BEGIN Records to process

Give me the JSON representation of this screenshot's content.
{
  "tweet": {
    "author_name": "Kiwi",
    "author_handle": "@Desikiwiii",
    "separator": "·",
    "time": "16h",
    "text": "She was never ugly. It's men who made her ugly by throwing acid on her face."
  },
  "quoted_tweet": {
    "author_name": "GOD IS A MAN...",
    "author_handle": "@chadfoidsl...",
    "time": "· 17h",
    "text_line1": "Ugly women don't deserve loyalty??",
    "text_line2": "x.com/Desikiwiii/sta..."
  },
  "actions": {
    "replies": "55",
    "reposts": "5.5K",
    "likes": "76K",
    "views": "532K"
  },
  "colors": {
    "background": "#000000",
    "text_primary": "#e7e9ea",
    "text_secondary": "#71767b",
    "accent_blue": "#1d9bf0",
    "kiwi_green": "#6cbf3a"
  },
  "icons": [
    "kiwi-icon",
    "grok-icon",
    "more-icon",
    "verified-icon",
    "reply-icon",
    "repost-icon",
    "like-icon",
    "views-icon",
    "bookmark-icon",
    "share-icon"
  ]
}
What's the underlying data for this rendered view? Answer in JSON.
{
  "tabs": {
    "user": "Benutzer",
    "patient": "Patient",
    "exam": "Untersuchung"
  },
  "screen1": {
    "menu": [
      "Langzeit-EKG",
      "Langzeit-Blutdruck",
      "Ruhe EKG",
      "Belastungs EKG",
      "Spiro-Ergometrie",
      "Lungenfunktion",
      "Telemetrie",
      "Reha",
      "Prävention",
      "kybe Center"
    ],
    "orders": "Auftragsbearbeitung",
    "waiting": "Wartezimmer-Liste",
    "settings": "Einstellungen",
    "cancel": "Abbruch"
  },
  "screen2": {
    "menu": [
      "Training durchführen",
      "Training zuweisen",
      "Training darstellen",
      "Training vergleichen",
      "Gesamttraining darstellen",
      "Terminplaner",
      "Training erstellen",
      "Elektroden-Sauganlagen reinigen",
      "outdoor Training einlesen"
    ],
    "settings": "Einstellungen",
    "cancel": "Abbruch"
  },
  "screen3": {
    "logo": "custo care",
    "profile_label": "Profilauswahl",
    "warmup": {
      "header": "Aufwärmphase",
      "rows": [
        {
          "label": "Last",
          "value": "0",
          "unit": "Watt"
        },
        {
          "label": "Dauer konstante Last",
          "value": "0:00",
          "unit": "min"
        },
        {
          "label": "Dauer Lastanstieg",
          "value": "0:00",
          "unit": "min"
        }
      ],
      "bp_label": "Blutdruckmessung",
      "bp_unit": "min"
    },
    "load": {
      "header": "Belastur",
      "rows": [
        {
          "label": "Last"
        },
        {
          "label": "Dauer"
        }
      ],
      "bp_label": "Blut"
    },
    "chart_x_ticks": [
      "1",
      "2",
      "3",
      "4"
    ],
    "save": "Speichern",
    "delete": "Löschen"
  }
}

END Records to process

• What is needed
From the line containing "What's the underlying" through the final line of the listing above, retype every line exactly; leave out everything else.

• Answer to the exercise
What's the underlying data for this rendered view? Answer in JSON.
{
  "tabs": {
    "user": "Benutzer",
    "patient": "Patient",
    "exam": "Untersuchung"
  },
  "screen1": {
    "menu": [
      "Langzeit-EKG",
      "Langzeit-Blutdruck",
      "Ruhe EKG",
      "Belastungs EKG",
      "Spiro-Ergometrie",
      "Lungenfunktion",
      "Telemetrie",
      "Reha",
      "Prävention",
      "kybe Center"
    ],
    "orders": "Auftragsbearbeitung",
    "waiting": "Wartezimmer-Liste",
    "settings": "Einstellungen",
    "cancel": "Abbruch"
  },
  "screen2": {
    "menu": [
      "Training durchführen",
      "Training zuweisen",
      "Training darstellen",
      "Training vergleichen",
      "Gesamttraining darstellen",
      "Terminplaner",
      "Training erstellen",
      "Elektroden-Sauganlagen reinigen",
      "outdoor Training einlesen"
    ],
    "settings": "Einstellungen",
    "cancel": "Abbruch"
  },
  "screen3": {
    "logo": "custo care",
    "profile_label": "Profilauswahl",
    "warmup": {
      "header": "Aufwärmphase",
      "rows": [
        {
          "label": "Last",
          "value": "0",
          "unit": "Watt"
        },
        {
          "label": "Dauer konstante Last",
          "value": "0:00",
          "unit": "min"
        },
        {
          "label": "Dauer Lastanstieg",
          "value": "0:00",
          "unit": "min"
        }
      ],
      "bp_label": "Blutdruckmessung",
      "bp_unit": "min"
    },
    "load": {
      "header": "Belastur",
      "rows": [
        {
          "label": "Last"
        },
        {
          "label": "Dauer"
        }
      ],
      "bp_label": "Blut"
    },
    "chart_x_ticks": [
      "1",
      "2",
      "3",
      "4"
    ],
    "save": "Speichern",
    "delete": "Löschen"
  }
}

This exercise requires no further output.